-- BEGIN --

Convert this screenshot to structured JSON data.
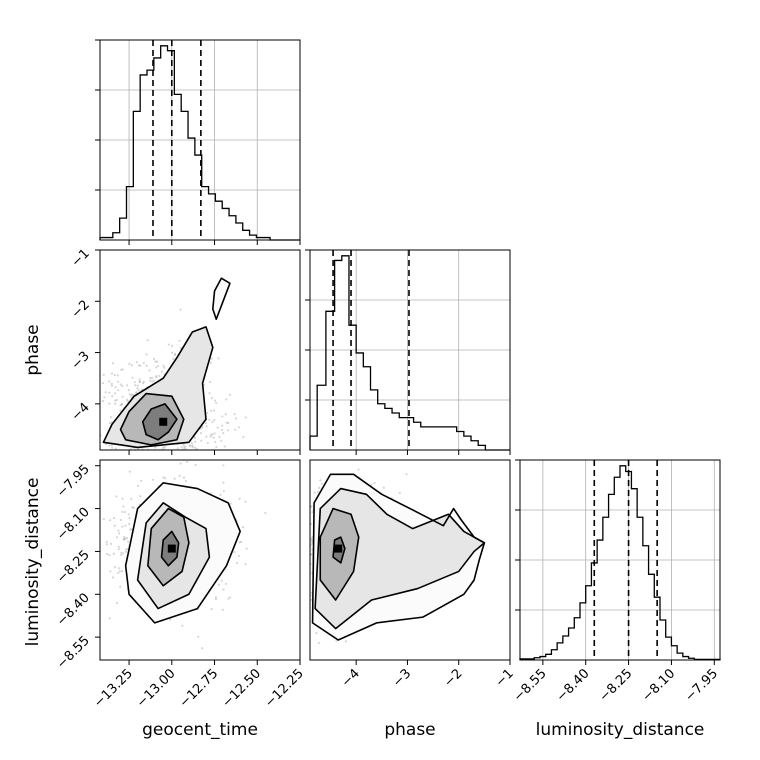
{
  "chart_data": {
    "type": "corner",
    "parameters": [
      "geocent_time",
      "phase",
      "luminosity_distance"
    ],
    "axis_labels": {
      "x": [
        "geocent_time",
        "phase",
        "luminosity_distance"
      ],
      "y": [
        "phase",
        "luminosity_distance"
      ]
    },
    "ranges": {
      "geocent_time": [
        -13.42,
        -12.25
      ],
      "phase": [
        -4.9,
        -1.0
      ],
      "luminosity_distance": [
        -8.63,
        -7.93
      ]
    },
    "ticks": {
      "geocent_time": [
        {
          "v": -13.25,
          "label": "−13.25"
        },
        {
          "v": -13.0,
          "label": "−13.00"
        },
        {
          "v": -12.75,
          "label": "−12.75"
        },
        {
          "v": -12.5,
          "label": "−12.50"
        },
        {
          "v": -12.25,
          "label": "−12.25"
        }
      ],
      "phase": [
        {
          "v": -4,
          "label": "−4"
        },
        {
          "v": -3,
          "label": "−3"
        },
        {
          "v": -2,
          "label": "−2"
        },
        {
          "v": -1,
          "label": "−1"
        }
      ],
      "luminosity_distance": [
        {
          "v": -8.55,
          "label": "−8.55"
        },
        {
          "v": -8.4,
          "label": "−8.40"
        },
        {
          "v": -8.25,
          "label": "−8.25"
        },
        {
          "v": -8.1,
          "label": "−8.10"
        },
        {
          "v": -7.95,
          "label": "−7.95"
        }
      ]
    },
    "histograms": {
      "geocent_time": {
        "edges": [
          -13.42,
          -13.345,
          -13.305,
          -13.265,
          -13.225,
          -13.185,
          -13.145,
          -13.105,
          -13.065,
          -13.025,
          -12.985,
          -12.945,
          -12.905,
          -12.865,
          -12.825,
          -12.785,
          -12.745,
          -12.705,
          -12.665,
          -12.625,
          -12.585,
          -12.545,
          -12.505,
          -12.465,
          -12.425,
          -12.385,
          -12.345,
          -12.25
        ],
        "counts": [
          1,
          3,
          9,
          22,
          53,
          68,
          70,
          75,
          80,
          78,
          60,
          53,
          42,
          35,
          22,
          19,
          16,
          13,
          10,
          7,
          4,
          2,
          1,
          1,
          0,
          0,
          0
        ],
        "quantiles": [
          -13.11,
          -13.0,
          -12.83
        ],
        "grid": true
      },
      "phase": {
        "edges": [
          -4.9,
          -4.76,
          -4.59,
          -4.42,
          -4.28,
          -4.14,
          -4.0,
          -3.86,
          -3.72,
          -3.58,
          -3.44,
          -3.3,
          -3.16,
          -3.02,
          -2.88,
          -2.74,
          -2.6,
          -2.46,
          -2.32,
          -2.18,
          -2.04,
          -1.9,
          -1.76,
          -1.62,
          -1.48,
          -1.34,
          -1.0
        ],
        "counts": [
          3,
          14,
          30,
          41,
          42,
          27,
          21,
          18,
          13,
          10,
          9,
          8,
          7,
          7,
          6,
          5,
          5,
          5,
          5,
          5,
          4,
          3,
          2,
          1,
          0,
          0
        ],
        "quantiles": [
          -4.45,
          -4.1,
          -2.97
        ],
        "grid": true
      },
      "luminosity_distance": {
        "edges": [
          -8.63,
          -8.58,
          -8.56,
          -8.54,
          -8.52,
          -8.5,
          -8.48,
          -8.46,
          -8.44,
          -8.42,
          -8.4,
          -8.38,
          -8.36,
          -8.34,
          -8.32,
          -8.3,
          -8.28,
          -8.26,
          -8.24,
          -8.22,
          -8.2,
          -8.18,
          -8.16,
          -8.14,
          -8.12,
          -8.1,
          -8.08,
          -8.06,
          -8.04,
          -8.02,
          -7.93
        ],
        "counts": [
          0.2,
          0.4,
          0.6,
          1,
          1.8,
          3,
          4.2,
          5.6,
          7.4,
          10,
          13,
          17,
          21,
          25,
          29,
          32,
          34,
          33,
          30,
          25,
          20,
          15,
          11,
          7,
          4,
          2.5,
          1.2,
          0.6,
          0.3,
          0.1
        ],
        "quantiles": [
          -8.37,
          -8.25,
          -8.15
        ],
        "grid": true
      }
    },
    "joint": [
      {
        "x": "geocent_time",
        "y": "phase",
        "contours": [
          [
            [
              -13.15,
              -4.6
            ],
            [
              -13.08,
              -4.7
            ],
            [
              -13.02,
              -4.55
            ],
            [
              -12.97,
              -4.3
            ],
            [
              -13.04,
              -4.0
            ],
            [
              -13.12,
              -4.1
            ],
            [
              -13.17,
              -4.35
            ]
          ],
          [
            [
              -13.27,
              -4.7
            ],
            [
              -13.12,
              -4.8
            ],
            [
              -12.97,
              -4.7
            ],
            [
              -12.93,
              -4.3
            ],
            [
              -13.0,
              -3.85
            ],
            [
              -13.15,
              -3.8
            ],
            [
              -13.25,
              -4.15
            ],
            [
              -13.3,
              -4.5
            ]
          ],
          [
            [
              -13.4,
              -4.75
            ],
            [
              -13.2,
              -4.85
            ],
            [
              -12.9,
              -4.75
            ],
            [
              -12.8,
              -4.3
            ],
            [
              -12.82,
              -3.6
            ],
            [
              -12.76,
              -2.9
            ],
            [
              -12.8,
              -2.5
            ],
            [
              -12.88,
              -2.6
            ],
            [
              -12.97,
              -3.1
            ],
            [
              -13.05,
              -3.5
            ],
            [
              -13.22,
              -3.85
            ],
            [
              -13.35,
              -4.4
            ]
          ],
          [
            [
              -12.74,
              -2.35
            ],
            [
              -12.7,
              -2.0
            ],
            [
              -12.66,
              -1.65
            ],
            [
              -12.71,
              -1.55
            ],
            [
              -12.75,
              -1.8
            ],
            [
              -12.76,
              -2.15
            ]
          ]
        ],
        "density_peak": [
          -13.05,
          -4.35
        ],
        "grid": false
      },
      {
        "x": "geocent_time",
        "y": "luminosity_distance",
        "contours": [
          [
            [
              -13.06,
              -8.27
            ],
            [
              -13.02,
              -8.3
            ],
            [
              -12.97,
              -8.27
            ],
            [
              -12.96,
              -8.22
            ],
            [
              -13.0,
              -8.18
            ],
            [
              -13.05,
              -8.21
            ]
          ],
          [
            [
              -13.14,
              -8.3
            ],
            [
              -13.05,
              -8.37
            ],
            [
              -12.94,
              -8.32
            ],
            [
              -12.9,
              -8.22
            ],
            [
              -12.93,
              -8.13
            ],
            [
              -13.02,
              -8.1
            ],
            [
              -13.12,
              -8.17
            ]
          ],
          [
            [
              -13.2,
              -8.35
            ],
            [
              -13.08,
              -8.45
            ],
            [
              -12.9,
              -8.4
            ],
            [
              -12.78,
              -8.27
            ],
            [
              -12.8,
              -8.17
            ],
            [
              -12.92,
              -8.13
            ],
            [
              -13.05,
              -8.08
            ],
            [
              -13.15,
              -8.15
            ]
          ],
          [
            [
              -13.25,
              -8.4
            ],
            [
              -13.1,
              -8.5
            ],
            [
              -12.85,
              -8.45
            ],
            [
              -12.68,
              -8.3
            ],
            [
              -12.6,
              -8.18
            ],
            [
              -12.67,
              -8.08
            ],
            [
              -12.85,
              -8.03
            ],
            [
              -13.05,
              -8.01
            ],
            [
              -13.2,
              -8.1
            ],
            [
              -13.27,
              -8.3
            ]
          ]
        ],
        "density_peak": [
          -13.0,
          -8.24
        ],
        "grid": false
      },
      {
        "x": "phase",
        "y": "luminosity_distance",
        "contours": [
          [
            [
              -4.45,
              -8.27
            ],
            [
              -4.3,
              -8.29
            ],
            [
              -4.22,
              -8.24
            ],
            [
              -4.3,
              -8.2
            ],
            [
              -4.42,
              -8.21
            ]
          ],
          [
            [
              -4.7,
              -8.35
            ],
            [
              -4.4,
              -8.42
            ],
            [
              -4.05,
              -8.32
            ],
            [
              -3.95,
              -8.2
            ],
            [
              -4.1,
              -8.12
            ],
            [
              -4.45,
              -8.1
            ],
            [
              -4.7,
              -8.2
            ]
          ],
          [
            [
              -4.8,
              -8.45
            ],
            [
              -4.4,
              -8.52
            ],
            [
              -3.7,
              -8.42
            ],
            [
              -2.8,
              -8.38
            ],
            [
              -2.0,
              -8.32
            ],
            [
              -1.7,
              -8.25
            ],
            [
              -1.5,
              -8.22
            ],
            [
              -1.9,
              -8.18
            ],
            [
              -2.2,
              -8.12
            ],
            [
              -2.9,
              -8.17
            ],
            [
              -3.4,
              -8.12
            ],
            [
              -3.8,
              -8.05
            ],
            [
              -4.3,
              -8.03
            ],
            [
              -4.7,
              -8.1
            ]
          ],
          [
            [
              -4.85,
              -8.5
            ],
            [
              -4.35,
              -8.56
            ],
            [
              -3.6,
              -8.5
            ],
            [
              -2.7,
              -8.48
            ],
            [
              -1.9,
              -8.4
            ],
            [
              -1.7,
              -8.35
            ],
            [
              -1.6,
              -8.28
            ],
            [
              -1.5,
              -8.22
            ],
            [
              -1.7,
              -8.2
            ],
            [
              -1.95,
              -8.14
            ],
            [
              -2.1,
              -8.1
            ],
            [
              -2.3,
              -8.16
            ],
            [
              -2.95,
              -8.1
            ],
            [
              -3.5,
              -8.05
            ],
            [
              -4.05,
              -7.98
            ],
            [
              -4.5,
              -7.98
            ],
            [
              -4.82,
              -8.08
            ]
          ]
        ],
        "density_peak": [
          -4.35,
          -8.24
        ],
        "grid": false
      }
    ]
  }
}
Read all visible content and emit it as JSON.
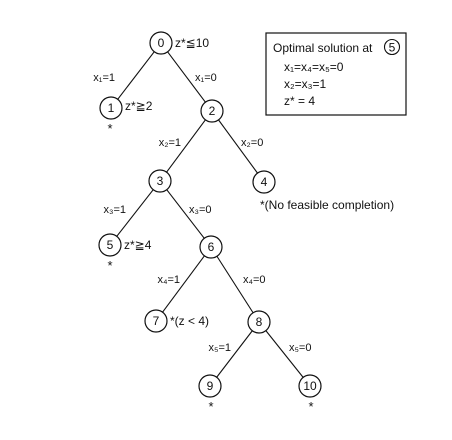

-- END --

GIVEN EXERCISE:
Copy each line of the listing that contains the string "phase".

ANSWER FOR THIS EXERCISE:
      "phase",
        "phase",
        "phase",
      "phase": [
      "phase": [
      "phase": {
        "y": "phase",
        "x": "phase",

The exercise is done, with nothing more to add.